— TASK TO CARRY OUT —
Please retype the records below exactly, leaving out any pictures.

— Data items —
-=-=-

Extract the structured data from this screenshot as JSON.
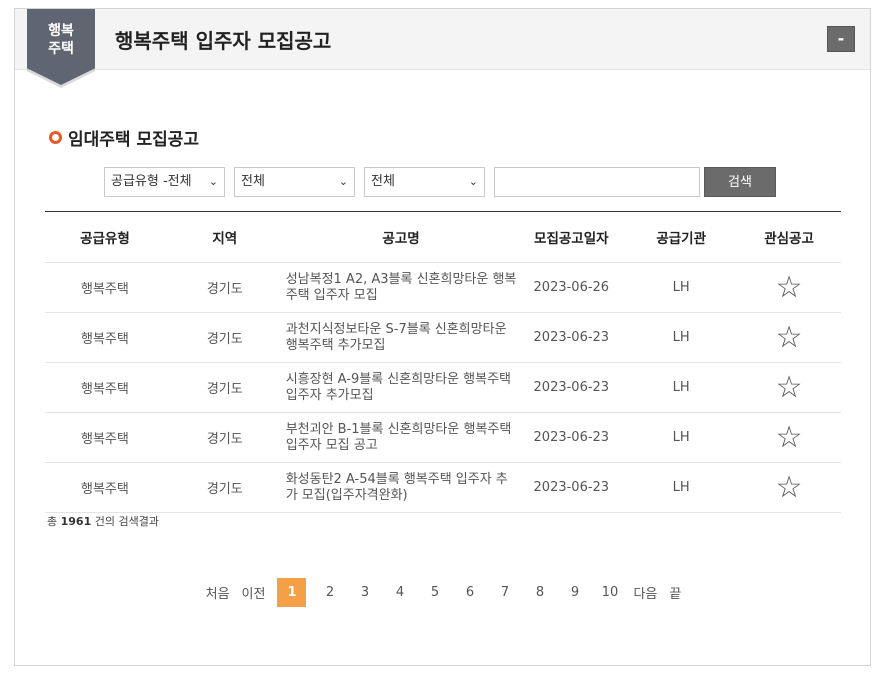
{
  "header": {
    "badge_line1": "행복",
    "badge_line2": "주택",
    "title": "행복주택 입주자 모집공고",
    "collapse_label": "-"
  },
  "section": {
    "title": "임대주택 모집공고"
  },
  "filters": {
    "supply_type": "공급유형 -전체",
    "region": "전체",
    "sub_region": "전체",
    "search_placeholder": "",
    "search_label": "검색"
  },
  "table": {
    "headers": [
      "공급유형",
      "지역",
      "공고명",
      "모집공고일자",
      "공급기관",
      "관심공고"
    ],
    "rows": [
      {
        "type": "행복주택",
        "region": "경기도",
        "title": "성남복정1 A2, A3블록 신혼희망타운 행복주택 입주자 모집",
        "date": "2023-06-26",
        "agency": "LH"
      },
      {
        "type": "행복주택",
        "region": "경기도",
        "title": "과천지식정보타운 S-7블록 신혼희망타운 행복주택 추가모집",
        "date": "2023-06-23",
        "agency": "LH"
      },
      {
        "type": "행복주택",
        "region": "경기도",
        "title": "시흥장현 A-9블록 신혼희망타운 행복주택 입주자 추가모집",
        "date": "2023-06-23",
        "agency": "LH"
      },
      {
        "type": "행복주택",
        "region": "경기도",
        "title": "부천괴안 B-1블록 신혼희망타운 행복주택 입주자 모집 공고",
        "date": "2023-06-23",
        "agency": "LH"
      },
      {
        "type": "행복주택",
        "region": "경기도",
        "title": "화성동탄2 A-54블록 행복주택 입주자 추가 모집(입주자격완화)",
        "date": "2023-06-23",
        "agency": "LH"
      }
    ]
  },
  "result": {
    "prefix": "총",
    "count": "1961",
    "suffix": "건의 검색결과"
  },
  "pager": {
    "first": "처음",
    "prev": "이전",
    "pages": [
      "1",
      "2",
      "3",
      "4",
      "5",
      "6",
      "7",
      "8",
      "9",
      "10"
    ],
    "current": "1",
    "next": "다음",
    "last": "끝"
  },
  "colors": {
    "accent": "#f5a047",
    "ribbon": "#5f6672",
    "button": "#6b6b6b",
    "bullet": "#e8592a"
  }
}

-=-=-

— RESPONSE —
Extract the structured data from this screenshot as JSON.
{
  "header": {
    "badge_line1": "행복",
    "badge_line2": "주택",
    "title": "행복주택 입주자 모집공고",
    "collapse_label": "-"
  },
  "section": {
    "title": "임대주택 모집공고"
  },
  "filters": {
    "supply_type": "공급유형 -전체",
    "region": "전체",
    "sub_region": "전체",
    "search_placeholder": "",
    "search_label": "검색"
  },
  "table": {
    "headers": [
      "공급유형",
      "지역",
      "공고명",
      "모집공고일자",
      "공급기관",
      "관심공고"
    ],
    "rows": [
      {
        "type": "행복주택",
        "region": "경기도",
        "title": "성남복정1 A2, A3블록 신혼희망타운 행복주택 입주자 모집",
        "date": "2023-06-26",
        "agency": "LH"
      },
      {
        "type": "행복주택",
        "region": "경기도",
        "title": "과천지식정보타운 S-7블록 신혼희망타운 행복주택 추가모집",
        "date": "2023-06-23",
        "agency": "LH"
      },
      {
        "type": "행복주택",
        "region": "경기도",
        "title": "시흥장현 A-9블록 신혼희망타운 행복주택 입주자 추가모집",
        "date": "2023-06-23",
        "agency": "LH"
      },
      {
        "type": "행복주택",
        "region": "경기도",
        "title": "부천괴안 B-1블록 신혼희망타운 행복주택 입주자 모집 공고",
        "date": "2023-06-23",
        "agency": "LH"
      },
      {
        "type": "행복주택",
        "region": "경기도",
        "title": "화성동탄2 A-54블록 행복주택 입주자 추가 모집(입주자격완화)",
        "date": "2023-06-23",
        "agency": "LH"
      }
    ]
  },
  "result": {
    "prefix": "총",
    "count": "1961",
    "suffix": "건의 검색결과"
  },
  "pager": {
    "first": "처음",
    "prev": "이전",
    "pages": [
      "1",
      "2",
      "3",
      "4",
      "5",
      "6",
      "7",
      "8",
      "9",
      "10"
    ],
    "current": "1",
    "next": "다음",
    "last": "끝"
  },
  "colors": {
    "accent": "#f5a047",
    "ribbon": "#5f6672",
    "button": "#6b6b6b",
    "bullet": "#e8592a"
  }
}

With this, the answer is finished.